__TASK BRIEF__
Go through the listing below and gather every line with the word "metres".

__DATA PROVIDED__
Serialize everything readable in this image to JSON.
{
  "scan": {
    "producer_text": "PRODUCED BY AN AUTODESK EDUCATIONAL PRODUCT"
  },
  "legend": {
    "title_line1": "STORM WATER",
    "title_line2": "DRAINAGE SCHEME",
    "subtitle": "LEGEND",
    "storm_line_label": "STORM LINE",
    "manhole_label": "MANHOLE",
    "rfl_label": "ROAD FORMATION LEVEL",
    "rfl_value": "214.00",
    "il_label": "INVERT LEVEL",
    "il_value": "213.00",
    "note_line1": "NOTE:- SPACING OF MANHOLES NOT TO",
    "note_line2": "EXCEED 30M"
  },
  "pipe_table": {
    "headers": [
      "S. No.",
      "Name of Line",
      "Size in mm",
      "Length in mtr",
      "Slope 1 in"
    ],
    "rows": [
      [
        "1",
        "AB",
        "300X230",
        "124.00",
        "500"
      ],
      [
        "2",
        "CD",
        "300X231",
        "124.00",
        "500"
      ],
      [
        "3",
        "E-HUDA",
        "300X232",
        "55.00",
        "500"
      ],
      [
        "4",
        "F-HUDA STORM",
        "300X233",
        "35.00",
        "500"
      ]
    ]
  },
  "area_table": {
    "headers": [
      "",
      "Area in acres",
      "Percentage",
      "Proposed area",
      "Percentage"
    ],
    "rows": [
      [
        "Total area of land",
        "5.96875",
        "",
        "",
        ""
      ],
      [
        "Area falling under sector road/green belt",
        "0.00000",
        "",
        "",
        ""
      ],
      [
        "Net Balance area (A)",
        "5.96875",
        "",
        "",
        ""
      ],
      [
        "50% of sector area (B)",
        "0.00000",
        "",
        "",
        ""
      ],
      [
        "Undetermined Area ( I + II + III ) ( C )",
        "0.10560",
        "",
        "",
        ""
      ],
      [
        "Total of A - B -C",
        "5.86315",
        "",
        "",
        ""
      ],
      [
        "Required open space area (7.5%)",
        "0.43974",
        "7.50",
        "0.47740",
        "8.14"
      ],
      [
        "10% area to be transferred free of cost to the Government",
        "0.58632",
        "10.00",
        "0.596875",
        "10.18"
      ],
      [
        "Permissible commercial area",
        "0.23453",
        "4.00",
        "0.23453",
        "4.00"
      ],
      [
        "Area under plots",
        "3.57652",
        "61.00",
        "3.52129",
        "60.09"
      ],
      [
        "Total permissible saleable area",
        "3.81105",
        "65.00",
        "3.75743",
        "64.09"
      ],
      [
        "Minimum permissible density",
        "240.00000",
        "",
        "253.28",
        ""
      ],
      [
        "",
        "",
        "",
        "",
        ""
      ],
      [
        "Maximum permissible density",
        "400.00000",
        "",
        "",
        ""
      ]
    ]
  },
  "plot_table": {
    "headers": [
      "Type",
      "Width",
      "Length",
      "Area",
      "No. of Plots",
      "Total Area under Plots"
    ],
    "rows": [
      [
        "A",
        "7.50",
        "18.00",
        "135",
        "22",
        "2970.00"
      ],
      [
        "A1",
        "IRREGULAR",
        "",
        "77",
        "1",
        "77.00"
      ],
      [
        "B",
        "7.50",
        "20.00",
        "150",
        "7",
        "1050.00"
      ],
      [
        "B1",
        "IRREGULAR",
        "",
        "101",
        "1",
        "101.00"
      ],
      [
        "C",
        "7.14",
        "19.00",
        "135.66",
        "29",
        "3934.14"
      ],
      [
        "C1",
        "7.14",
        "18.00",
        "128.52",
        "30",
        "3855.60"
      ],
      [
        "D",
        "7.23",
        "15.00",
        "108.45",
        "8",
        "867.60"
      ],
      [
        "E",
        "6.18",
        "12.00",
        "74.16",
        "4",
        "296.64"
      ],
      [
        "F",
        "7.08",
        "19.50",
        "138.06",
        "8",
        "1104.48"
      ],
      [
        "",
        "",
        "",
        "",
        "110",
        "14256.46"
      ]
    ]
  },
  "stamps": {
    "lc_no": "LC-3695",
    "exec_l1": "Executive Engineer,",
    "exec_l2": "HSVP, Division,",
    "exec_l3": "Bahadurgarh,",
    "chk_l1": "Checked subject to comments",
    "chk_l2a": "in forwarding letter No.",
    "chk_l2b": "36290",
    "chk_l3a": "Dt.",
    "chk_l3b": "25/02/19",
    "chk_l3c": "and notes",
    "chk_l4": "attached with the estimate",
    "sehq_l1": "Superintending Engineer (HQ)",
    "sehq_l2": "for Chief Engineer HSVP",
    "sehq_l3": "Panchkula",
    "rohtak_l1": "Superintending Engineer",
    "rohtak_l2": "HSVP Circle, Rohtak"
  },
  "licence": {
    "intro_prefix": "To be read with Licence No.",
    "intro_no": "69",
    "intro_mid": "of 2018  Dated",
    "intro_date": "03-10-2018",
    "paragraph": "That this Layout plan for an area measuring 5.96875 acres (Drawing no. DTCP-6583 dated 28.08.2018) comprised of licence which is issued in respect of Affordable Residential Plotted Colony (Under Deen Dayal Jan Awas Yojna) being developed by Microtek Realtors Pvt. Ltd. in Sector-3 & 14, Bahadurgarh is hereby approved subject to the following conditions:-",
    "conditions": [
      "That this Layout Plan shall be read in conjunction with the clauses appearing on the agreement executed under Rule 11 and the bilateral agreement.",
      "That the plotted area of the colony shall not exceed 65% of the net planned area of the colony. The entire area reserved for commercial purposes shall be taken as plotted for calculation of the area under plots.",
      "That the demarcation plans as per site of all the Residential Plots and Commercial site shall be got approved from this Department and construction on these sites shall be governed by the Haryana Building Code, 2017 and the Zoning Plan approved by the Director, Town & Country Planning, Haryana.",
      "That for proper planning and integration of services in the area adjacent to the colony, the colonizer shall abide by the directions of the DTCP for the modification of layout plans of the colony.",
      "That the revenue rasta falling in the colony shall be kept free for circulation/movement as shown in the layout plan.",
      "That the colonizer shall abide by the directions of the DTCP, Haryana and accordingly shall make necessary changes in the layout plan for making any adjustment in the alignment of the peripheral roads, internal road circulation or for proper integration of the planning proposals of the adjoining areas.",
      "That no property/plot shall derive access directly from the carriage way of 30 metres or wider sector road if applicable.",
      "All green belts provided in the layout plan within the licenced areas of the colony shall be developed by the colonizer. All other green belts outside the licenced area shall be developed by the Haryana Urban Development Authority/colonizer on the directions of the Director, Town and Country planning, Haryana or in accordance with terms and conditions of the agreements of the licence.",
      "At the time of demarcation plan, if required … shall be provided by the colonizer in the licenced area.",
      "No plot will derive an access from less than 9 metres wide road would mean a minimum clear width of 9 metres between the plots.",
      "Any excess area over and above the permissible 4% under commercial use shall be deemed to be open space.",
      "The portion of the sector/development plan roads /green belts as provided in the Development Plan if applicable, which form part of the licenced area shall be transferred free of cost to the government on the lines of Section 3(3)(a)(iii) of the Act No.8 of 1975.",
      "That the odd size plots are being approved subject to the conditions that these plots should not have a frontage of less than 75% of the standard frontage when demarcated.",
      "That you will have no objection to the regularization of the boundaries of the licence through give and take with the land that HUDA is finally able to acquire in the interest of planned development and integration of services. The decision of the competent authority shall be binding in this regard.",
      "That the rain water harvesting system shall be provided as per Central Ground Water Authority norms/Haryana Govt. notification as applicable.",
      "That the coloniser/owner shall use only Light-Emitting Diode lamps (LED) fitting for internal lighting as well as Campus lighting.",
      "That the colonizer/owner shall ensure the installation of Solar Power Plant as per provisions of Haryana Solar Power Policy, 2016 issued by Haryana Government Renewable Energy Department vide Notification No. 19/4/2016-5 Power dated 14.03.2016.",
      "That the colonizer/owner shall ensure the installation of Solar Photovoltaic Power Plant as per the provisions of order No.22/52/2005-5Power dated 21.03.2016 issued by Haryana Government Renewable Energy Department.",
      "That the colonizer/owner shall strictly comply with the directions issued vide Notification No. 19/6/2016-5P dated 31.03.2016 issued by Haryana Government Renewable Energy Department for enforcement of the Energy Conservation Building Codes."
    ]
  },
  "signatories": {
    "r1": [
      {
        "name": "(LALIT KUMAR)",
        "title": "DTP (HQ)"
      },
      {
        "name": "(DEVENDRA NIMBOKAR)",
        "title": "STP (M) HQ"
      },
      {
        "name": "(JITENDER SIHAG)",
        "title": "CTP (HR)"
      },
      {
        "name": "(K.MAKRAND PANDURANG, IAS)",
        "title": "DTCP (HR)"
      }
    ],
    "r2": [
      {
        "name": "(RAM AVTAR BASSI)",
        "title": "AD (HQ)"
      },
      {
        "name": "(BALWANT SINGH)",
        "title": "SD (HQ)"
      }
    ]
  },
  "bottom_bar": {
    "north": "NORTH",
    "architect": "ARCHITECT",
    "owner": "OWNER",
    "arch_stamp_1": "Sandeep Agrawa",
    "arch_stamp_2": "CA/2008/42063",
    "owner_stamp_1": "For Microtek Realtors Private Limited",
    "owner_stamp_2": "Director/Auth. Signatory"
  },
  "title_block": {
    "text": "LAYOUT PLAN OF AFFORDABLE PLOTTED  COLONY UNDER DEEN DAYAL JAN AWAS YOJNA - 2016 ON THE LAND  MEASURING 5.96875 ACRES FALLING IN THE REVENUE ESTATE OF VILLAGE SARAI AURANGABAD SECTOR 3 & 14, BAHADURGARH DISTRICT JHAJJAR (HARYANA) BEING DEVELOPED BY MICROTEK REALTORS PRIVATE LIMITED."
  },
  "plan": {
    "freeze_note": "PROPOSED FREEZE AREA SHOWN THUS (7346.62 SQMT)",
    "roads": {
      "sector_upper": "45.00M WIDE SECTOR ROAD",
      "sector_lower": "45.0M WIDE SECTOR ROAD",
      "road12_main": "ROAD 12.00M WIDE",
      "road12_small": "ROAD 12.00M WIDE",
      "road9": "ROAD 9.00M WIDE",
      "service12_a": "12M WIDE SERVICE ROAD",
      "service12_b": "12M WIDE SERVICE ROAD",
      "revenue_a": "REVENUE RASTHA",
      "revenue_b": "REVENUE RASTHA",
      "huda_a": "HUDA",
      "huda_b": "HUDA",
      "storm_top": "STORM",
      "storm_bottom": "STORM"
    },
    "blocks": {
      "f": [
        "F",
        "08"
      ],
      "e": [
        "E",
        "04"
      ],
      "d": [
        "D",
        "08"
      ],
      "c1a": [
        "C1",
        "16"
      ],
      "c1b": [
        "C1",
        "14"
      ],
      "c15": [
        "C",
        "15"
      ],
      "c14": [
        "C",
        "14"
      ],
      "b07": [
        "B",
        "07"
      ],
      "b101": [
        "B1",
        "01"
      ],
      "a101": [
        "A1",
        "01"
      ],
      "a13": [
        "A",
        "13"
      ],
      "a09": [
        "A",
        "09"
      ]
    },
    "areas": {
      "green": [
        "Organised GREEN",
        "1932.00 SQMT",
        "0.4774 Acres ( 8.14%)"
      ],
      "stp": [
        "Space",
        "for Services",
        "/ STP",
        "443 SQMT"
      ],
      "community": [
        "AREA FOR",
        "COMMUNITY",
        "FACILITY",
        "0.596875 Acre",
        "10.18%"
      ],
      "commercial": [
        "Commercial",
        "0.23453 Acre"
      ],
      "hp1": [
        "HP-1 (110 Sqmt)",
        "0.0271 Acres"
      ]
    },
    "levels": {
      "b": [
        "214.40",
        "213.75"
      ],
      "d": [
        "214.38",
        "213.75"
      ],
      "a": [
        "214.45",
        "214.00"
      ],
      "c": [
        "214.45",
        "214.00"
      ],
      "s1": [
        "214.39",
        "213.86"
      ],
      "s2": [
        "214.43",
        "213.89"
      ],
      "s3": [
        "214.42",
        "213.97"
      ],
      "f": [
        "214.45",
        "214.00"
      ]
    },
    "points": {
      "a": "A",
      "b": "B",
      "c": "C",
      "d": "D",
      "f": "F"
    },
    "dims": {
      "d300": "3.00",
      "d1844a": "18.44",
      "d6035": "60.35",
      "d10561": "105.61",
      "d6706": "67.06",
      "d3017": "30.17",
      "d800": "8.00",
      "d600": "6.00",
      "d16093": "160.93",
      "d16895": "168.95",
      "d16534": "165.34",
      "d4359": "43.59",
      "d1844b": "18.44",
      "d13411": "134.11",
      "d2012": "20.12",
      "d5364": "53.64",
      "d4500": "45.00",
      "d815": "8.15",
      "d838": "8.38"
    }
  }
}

__THE OUTPUT__
      "That no property/plot shall derive access directly from the carriage way of 30 metres or wider sector road if applicable.",
      "No plot will derive an access from less than 9 metres wide road would mean a minimum clear width of 9 metres between the plots.",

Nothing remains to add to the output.